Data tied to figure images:
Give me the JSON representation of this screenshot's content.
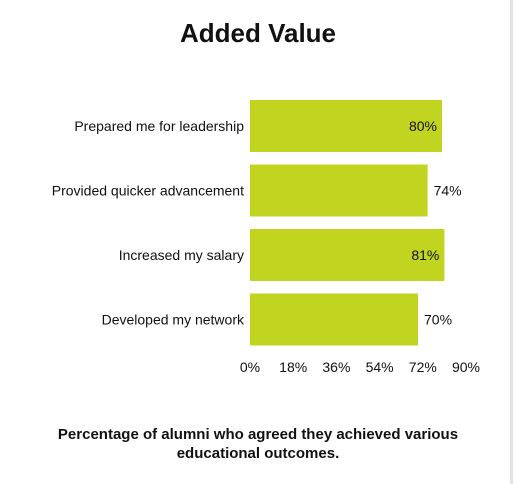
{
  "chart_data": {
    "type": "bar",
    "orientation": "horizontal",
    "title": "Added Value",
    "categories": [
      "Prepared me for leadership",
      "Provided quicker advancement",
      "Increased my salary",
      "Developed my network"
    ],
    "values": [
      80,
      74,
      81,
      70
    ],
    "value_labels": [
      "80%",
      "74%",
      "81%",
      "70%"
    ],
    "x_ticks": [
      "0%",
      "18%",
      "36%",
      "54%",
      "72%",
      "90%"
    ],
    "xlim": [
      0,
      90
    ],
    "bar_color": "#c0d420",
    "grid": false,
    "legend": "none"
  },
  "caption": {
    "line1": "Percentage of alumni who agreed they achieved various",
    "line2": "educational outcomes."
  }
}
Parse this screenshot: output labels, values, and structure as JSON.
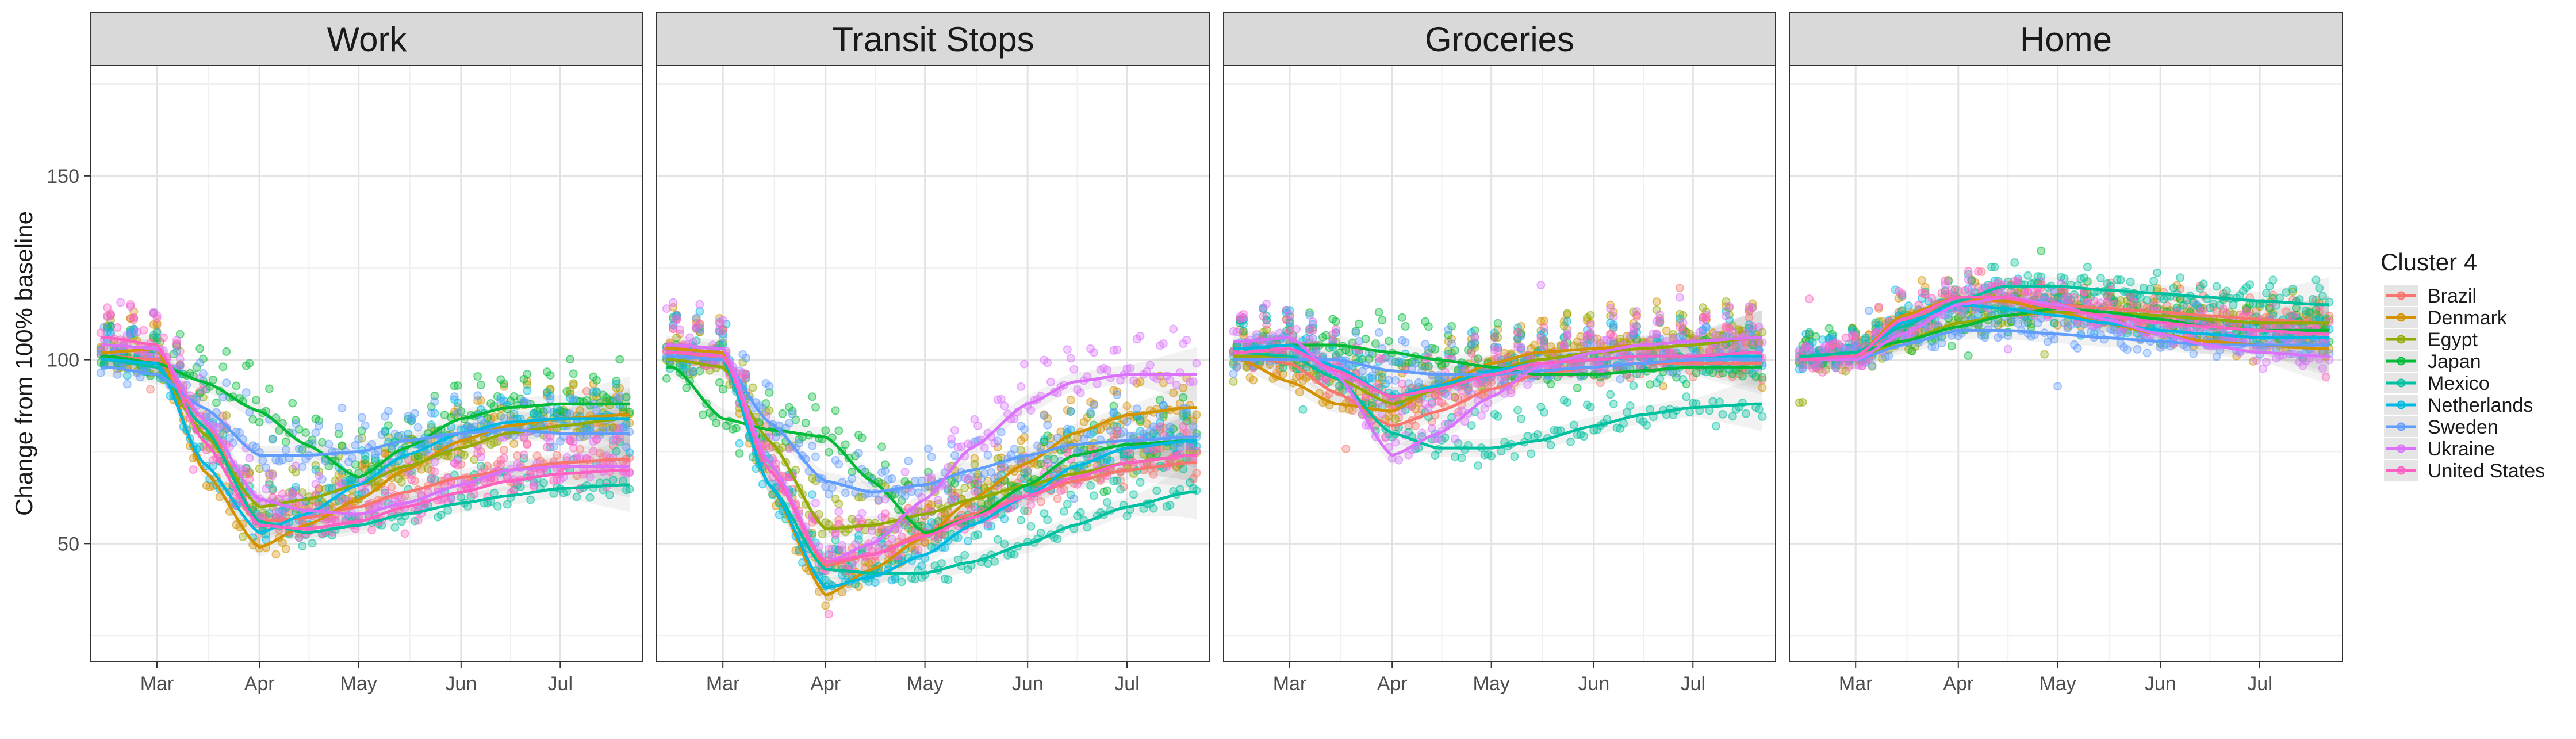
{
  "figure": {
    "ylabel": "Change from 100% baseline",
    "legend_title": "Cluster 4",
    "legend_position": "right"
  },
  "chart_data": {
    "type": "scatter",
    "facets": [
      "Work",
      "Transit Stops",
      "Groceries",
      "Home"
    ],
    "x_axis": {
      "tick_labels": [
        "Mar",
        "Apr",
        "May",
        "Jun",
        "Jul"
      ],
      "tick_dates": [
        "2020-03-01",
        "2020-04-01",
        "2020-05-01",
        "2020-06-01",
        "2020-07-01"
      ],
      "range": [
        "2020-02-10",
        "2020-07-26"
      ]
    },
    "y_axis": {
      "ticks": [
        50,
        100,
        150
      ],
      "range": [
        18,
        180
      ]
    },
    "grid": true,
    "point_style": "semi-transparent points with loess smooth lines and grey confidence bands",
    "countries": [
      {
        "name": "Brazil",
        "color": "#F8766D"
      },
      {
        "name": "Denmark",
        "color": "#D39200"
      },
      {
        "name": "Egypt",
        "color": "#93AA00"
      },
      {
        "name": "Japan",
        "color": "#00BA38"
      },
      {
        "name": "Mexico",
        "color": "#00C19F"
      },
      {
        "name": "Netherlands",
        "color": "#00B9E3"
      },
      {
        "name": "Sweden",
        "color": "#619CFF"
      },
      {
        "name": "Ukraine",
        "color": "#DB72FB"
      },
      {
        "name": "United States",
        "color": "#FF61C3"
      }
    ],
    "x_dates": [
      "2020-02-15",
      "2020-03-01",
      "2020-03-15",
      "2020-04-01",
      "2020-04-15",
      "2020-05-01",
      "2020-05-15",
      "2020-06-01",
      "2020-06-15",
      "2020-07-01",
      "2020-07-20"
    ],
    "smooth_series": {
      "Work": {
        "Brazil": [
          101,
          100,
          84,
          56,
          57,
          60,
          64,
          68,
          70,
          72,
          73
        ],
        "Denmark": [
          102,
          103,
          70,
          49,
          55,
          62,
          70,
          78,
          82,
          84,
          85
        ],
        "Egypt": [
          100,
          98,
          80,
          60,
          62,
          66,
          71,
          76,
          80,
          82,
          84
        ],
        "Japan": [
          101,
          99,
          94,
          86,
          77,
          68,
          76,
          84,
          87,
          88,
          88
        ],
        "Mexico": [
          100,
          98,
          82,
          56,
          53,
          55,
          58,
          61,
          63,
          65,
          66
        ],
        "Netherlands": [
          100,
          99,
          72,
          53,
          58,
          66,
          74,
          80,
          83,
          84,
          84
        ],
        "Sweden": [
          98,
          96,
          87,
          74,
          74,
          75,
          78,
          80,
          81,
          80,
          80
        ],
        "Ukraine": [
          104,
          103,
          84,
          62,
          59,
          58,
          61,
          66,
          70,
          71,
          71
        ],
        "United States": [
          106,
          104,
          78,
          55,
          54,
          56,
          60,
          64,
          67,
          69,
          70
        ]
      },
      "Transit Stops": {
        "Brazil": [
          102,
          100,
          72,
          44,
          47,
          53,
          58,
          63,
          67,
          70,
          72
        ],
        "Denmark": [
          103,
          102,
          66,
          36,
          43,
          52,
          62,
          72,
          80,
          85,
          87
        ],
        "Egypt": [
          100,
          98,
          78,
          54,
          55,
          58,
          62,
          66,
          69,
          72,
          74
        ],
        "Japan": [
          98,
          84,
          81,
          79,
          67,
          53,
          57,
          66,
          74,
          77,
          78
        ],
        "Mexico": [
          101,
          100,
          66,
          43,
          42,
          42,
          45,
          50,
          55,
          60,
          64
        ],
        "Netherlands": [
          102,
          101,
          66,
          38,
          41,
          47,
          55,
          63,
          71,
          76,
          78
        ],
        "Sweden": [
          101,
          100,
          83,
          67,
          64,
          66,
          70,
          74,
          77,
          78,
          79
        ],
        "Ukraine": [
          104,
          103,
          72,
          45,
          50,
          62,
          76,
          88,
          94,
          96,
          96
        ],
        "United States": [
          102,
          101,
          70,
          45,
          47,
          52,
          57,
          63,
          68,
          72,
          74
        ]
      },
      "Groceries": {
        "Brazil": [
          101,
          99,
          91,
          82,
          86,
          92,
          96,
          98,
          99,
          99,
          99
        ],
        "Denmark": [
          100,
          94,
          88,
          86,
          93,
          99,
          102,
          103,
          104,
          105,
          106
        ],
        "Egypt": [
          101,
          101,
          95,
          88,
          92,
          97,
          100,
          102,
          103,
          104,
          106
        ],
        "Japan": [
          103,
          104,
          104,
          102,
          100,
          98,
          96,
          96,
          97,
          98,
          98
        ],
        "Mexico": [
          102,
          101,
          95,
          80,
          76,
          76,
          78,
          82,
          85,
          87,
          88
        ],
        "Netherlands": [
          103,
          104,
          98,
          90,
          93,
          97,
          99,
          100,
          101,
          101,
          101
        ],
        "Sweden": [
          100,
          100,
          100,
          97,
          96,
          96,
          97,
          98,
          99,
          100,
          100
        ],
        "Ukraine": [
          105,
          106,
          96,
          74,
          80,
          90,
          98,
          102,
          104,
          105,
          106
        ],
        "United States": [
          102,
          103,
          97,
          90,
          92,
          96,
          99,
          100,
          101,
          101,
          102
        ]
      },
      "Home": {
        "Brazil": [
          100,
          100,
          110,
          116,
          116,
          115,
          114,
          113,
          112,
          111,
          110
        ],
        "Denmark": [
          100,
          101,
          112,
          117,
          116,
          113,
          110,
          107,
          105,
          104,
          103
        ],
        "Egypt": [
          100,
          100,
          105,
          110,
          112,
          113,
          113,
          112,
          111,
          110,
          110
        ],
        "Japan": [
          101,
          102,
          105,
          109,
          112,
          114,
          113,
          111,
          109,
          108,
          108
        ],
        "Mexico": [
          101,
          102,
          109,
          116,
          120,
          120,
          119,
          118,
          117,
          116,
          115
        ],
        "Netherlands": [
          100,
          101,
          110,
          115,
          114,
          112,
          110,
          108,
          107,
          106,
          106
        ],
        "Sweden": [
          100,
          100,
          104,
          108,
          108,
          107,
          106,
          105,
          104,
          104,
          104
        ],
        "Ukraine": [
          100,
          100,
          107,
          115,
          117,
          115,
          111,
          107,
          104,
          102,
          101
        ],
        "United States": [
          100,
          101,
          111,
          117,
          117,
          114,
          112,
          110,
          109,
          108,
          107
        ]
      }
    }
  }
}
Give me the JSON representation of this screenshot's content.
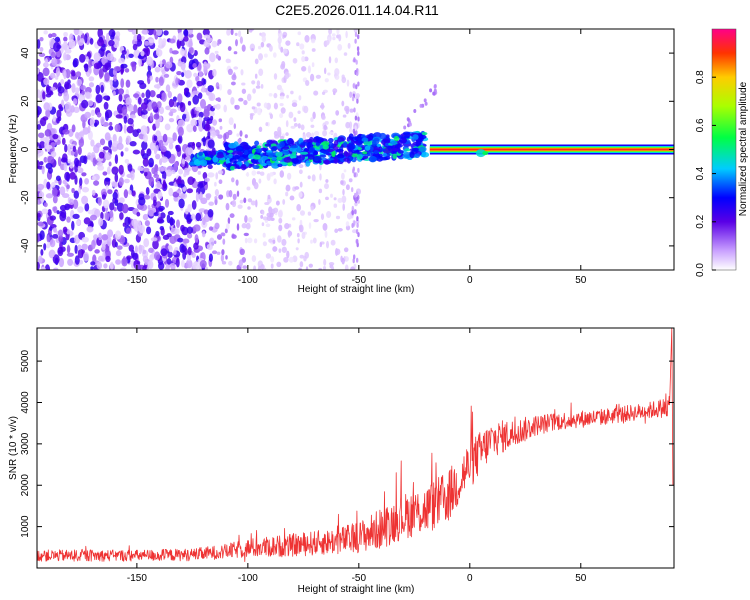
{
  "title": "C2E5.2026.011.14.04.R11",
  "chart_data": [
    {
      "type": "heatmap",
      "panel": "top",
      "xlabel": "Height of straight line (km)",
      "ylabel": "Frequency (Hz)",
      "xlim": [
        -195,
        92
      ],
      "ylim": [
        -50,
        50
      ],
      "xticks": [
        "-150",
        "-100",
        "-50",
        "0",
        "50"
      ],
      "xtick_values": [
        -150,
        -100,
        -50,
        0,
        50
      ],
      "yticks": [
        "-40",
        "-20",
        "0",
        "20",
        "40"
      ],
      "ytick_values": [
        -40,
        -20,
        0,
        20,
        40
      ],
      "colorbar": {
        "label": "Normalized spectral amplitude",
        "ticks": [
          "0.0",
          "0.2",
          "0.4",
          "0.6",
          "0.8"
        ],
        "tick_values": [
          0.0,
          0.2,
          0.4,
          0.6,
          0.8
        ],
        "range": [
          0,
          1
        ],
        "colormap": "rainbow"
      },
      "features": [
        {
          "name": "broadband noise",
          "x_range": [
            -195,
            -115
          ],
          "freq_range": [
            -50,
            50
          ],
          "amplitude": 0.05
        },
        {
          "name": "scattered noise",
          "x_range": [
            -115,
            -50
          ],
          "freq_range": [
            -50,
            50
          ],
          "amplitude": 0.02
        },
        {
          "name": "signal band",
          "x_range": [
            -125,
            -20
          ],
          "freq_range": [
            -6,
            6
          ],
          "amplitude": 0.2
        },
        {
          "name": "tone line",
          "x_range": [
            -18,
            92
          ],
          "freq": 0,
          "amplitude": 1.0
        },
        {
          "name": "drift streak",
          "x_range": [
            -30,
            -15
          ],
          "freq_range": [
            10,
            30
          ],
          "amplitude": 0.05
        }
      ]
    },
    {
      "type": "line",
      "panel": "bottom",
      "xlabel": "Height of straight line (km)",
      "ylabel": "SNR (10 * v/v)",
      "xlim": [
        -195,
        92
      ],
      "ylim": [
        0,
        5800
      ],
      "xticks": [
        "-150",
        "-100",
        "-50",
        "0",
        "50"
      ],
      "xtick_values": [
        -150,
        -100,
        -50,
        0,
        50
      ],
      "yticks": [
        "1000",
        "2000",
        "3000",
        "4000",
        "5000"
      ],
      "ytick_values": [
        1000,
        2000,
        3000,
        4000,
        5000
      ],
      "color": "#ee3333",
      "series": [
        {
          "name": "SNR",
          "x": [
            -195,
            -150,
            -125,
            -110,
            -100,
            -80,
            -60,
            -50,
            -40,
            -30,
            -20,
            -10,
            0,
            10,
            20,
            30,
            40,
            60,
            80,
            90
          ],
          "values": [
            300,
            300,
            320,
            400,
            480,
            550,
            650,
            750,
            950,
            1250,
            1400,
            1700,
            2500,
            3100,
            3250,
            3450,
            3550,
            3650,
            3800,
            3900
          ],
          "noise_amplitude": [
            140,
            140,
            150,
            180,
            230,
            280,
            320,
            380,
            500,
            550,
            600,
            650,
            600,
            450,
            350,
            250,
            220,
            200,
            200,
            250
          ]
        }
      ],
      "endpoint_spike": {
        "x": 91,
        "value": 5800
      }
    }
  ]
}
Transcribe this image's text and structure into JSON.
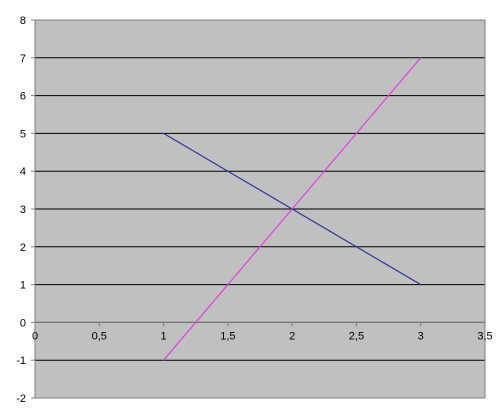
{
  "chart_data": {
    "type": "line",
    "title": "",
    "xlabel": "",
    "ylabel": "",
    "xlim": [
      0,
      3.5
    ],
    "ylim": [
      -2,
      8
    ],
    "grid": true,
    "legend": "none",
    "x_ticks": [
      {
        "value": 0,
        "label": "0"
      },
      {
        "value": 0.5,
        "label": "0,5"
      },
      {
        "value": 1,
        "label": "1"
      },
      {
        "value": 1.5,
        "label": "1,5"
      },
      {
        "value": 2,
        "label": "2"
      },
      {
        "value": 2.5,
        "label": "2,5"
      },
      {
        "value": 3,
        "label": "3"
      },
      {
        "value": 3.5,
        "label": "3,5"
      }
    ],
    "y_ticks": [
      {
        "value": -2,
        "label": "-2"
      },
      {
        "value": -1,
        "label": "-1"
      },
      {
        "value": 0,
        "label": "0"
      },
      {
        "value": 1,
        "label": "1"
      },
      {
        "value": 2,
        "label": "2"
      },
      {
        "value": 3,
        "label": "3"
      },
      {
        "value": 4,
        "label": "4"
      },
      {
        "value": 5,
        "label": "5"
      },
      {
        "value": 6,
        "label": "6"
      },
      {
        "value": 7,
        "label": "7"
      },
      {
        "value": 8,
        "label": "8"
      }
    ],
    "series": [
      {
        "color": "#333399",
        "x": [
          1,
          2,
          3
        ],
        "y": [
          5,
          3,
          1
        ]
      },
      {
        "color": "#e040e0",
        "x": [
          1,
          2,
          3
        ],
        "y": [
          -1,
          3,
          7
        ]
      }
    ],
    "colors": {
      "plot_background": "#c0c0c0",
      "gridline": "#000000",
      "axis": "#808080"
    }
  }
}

(EXERCISE PROMPT)
Say how many lines in the records above hold "structure", and give no other text.

(CORRECT OUTPUT)
2